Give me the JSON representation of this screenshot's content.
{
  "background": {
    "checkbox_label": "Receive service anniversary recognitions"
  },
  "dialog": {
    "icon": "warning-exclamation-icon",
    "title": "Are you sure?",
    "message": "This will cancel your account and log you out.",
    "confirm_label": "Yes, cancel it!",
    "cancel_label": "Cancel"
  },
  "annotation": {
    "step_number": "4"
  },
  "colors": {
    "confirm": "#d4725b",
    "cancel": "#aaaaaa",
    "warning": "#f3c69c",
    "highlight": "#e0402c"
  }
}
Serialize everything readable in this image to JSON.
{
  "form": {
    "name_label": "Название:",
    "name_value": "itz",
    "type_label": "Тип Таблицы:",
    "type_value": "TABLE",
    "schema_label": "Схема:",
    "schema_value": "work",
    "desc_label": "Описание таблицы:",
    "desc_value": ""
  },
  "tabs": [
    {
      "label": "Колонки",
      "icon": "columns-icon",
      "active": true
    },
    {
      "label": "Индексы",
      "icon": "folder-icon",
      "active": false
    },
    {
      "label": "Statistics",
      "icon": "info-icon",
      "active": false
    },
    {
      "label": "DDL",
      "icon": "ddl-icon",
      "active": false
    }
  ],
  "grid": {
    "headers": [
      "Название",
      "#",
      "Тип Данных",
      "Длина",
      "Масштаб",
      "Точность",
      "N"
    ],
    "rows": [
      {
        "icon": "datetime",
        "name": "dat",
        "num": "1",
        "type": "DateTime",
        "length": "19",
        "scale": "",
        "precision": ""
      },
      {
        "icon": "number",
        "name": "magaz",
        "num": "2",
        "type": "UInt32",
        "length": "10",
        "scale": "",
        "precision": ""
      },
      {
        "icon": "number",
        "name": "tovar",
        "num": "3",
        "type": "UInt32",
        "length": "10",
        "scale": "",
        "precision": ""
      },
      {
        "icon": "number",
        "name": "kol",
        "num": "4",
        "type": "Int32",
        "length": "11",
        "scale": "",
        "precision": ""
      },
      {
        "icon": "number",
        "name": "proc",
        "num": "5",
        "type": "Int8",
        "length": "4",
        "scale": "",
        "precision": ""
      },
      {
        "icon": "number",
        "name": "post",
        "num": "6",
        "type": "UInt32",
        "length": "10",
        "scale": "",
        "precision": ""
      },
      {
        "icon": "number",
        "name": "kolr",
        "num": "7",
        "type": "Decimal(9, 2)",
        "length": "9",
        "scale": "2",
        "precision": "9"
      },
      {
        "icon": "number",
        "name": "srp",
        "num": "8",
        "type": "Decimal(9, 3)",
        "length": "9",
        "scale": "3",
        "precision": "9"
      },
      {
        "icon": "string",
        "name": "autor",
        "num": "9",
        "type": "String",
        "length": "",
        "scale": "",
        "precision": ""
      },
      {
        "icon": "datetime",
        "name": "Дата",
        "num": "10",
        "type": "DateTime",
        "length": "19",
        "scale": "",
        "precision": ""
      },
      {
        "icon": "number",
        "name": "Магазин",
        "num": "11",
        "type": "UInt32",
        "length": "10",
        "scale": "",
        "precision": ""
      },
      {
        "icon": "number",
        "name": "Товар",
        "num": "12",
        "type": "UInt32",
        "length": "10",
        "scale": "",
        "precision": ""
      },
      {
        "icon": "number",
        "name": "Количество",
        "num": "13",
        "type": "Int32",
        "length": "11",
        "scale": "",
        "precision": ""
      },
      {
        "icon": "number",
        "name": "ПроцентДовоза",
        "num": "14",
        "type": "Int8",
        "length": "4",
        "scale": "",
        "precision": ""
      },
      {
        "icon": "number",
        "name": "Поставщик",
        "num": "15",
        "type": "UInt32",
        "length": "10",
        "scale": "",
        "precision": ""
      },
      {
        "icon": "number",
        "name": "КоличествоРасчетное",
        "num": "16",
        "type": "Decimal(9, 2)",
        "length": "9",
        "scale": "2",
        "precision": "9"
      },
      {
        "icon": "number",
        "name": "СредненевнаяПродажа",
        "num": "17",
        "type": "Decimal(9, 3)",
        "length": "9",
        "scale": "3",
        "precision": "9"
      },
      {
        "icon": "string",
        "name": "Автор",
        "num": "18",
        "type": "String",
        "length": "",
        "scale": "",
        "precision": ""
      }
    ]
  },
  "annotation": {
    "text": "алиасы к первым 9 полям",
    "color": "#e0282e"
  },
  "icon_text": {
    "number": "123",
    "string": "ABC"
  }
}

» Work to be completed: Give every line of the material again, exactly as it reads.

» Answer to this problem:
Give me the JSON representation of this screenshot's content.
{
  "background": {
    "checkbox_label": "Receive service anniversary recognitions"
  },
  "dialog": {
    "icon": "warning-exclamation-icon",
    "title": "Are you sure?",
    "message": "This will cancel your account and log you out.",
    "confirm_label": "Yes, cancel it!",
    "cancel_label": "Cancel"
  },
  "annotation": {
    "step_number": "4"
  },
  "colors": {
    "confirm": "#d4725b",
    "cancel": "#aaaaaa",
    "warning": "#f3c69c",
    "highlight": "#e0402c"
  }
}
Serialize everything readable in this image to JSON.
{
  "form": {
    "name_label": "Название:",
    "name_value": "itz",
    "type_label": "Тип Таблицы:",
    "type_value": "TABLE",
    "schema_label": "Схема:",
    "schema_value": "work",
    "desc_label": "Описание таблицы:",
    "desc_value": ""
  },
  "tabs": [
    {
      "label": "Колонки",
      "icon": "columns-icon",
      "active": true
    },
    {
      "label": "Индексы",
      "icon": "folder-icon",
      "active": false
    },
    {
      "label": "Statistics",
      "icon": "info-icon",
      "active": false
    },
    {
      "label": "DDL",
      "icon": "ddl-icon",
      "active": false
    }
  ],
  "grid": {
    "headers": [
      "Название",
      "#",
      "Тип Данных",
      "Длина",
      "Масштаб",
      "Точность",
      "N"
    ],
    "rows": [
      {
        "icon": "datetime",
        "name": "dat",
        "num": "1",
        "type": "DateTime",
        "length": "19",
        "scale": "",
        "precision": ""
      },
      {
        "icon": "number",
        "name": "magaz",
        "num": "2",
        "type": "UInt32",
        "length": "10",
        "scale": "",
        "precision": ""
      },
      {
        "icon": "number",
        "name": "tovar",
        "num": "3",
        "type": "UInt32",
        "length": "10",
        "scale": "",
        "precision": ""
      },
      {
        "icon": "number",
        "name": "kol",
        "num": "4",
        "type": "Int32",
        "length": "11",
        "scale": "",
        "precision": ""
      },
      {
        "icon": "number",
        "name": "proc",
        "num": "5",
        "type": "Int8",
        "length": "4",
        "scale": "",
        "precision": ""
      },
      {
        "icon": "number",
        "name": "post",
        "num": "6",
        "type": "UInt32",
        "length": "10",
        "scale": "",
        "precision": ""
      },
      {
        "icon": "number",
        "name": "kolr",
        "num": "7",
        "type": "Decimal(9, 2)",
        "length": "9",
        "scale": "2",
        "precision": "9"
      },
      {
        "icon": "number",
        "name": "srp",
        "num": "8",
        "type": "Decimal(9, 3)",
        "length": "9",
        "scale": "3",
        "precision": "9"
      },
      {
        "icon": "string",
        "name": "autor",
        "num": "9",
        "type": "String",
        "length": "",
        "scale": "",
        "precision": ""
      },
      {
        "icon": "datetime",
        "name": "Дата",
        "num": "10",
        "type": "DateTime",
        "length": "19",
        "scale": "",
        "precision": ""
      },
      {
        "icon": "number",
        "name": "Магазин",
        "num": "11",
        "type": "UInt32",
        "length": "10",
        "scale": "",
        "precision": ""
      },
      {
        "icon": "number",
        "name": "Товар",
        "num": "12",
        "type": "UInt32",
        "length": "10",
        "scale": "",
        "precision": ""
      },
      {
        "icon": "number",
        "name": "Количество",
        "num": "13",
        "type": "Int32",
        "length": "11",
        "scale": "",
        "precision": ""
      },
      {
        "icon": "number",
        "name": "ПроцентДовоза",
        "num": "14",
        "type": "Int8",
        "length": "4",
        "scale": "",
        "precision": ""
      },
      {
        "icon": "number",
        "name": "Поставщик",
        "num": "15",
        "type": "UInt32",
        "length": "10",
        "scale": "",
        "precision": ""
      },
      {
        "icon": "number",
        "name": "КоличествоРасчетное",
        "num": "16",
        "type": "Decimal(9, 2)",
        "length": "9",
        "scale": "2",
        "precision": "9"
      },
      {
        "icon": "number",
        "name": "СредненевнаяПродажа",
        "num": "17",
        "type": "Decimal(9, 3)",
        "length": "9",
        "scale": "3",
        "precision": "9"
      },
      {
        "icon": "string",
        "name": "Автор",
        "num": "18",
        "type": "String",
        "length": "",
        "scale": "",
        "precision": ""
      }
    ]
  },
  "annotation": {
    "text": "алиасы к первым 9 полям",
    "color": "#e0282e"
  },
  "icon_text": {
    "number": "123",
    "string": "ABC"
  }
}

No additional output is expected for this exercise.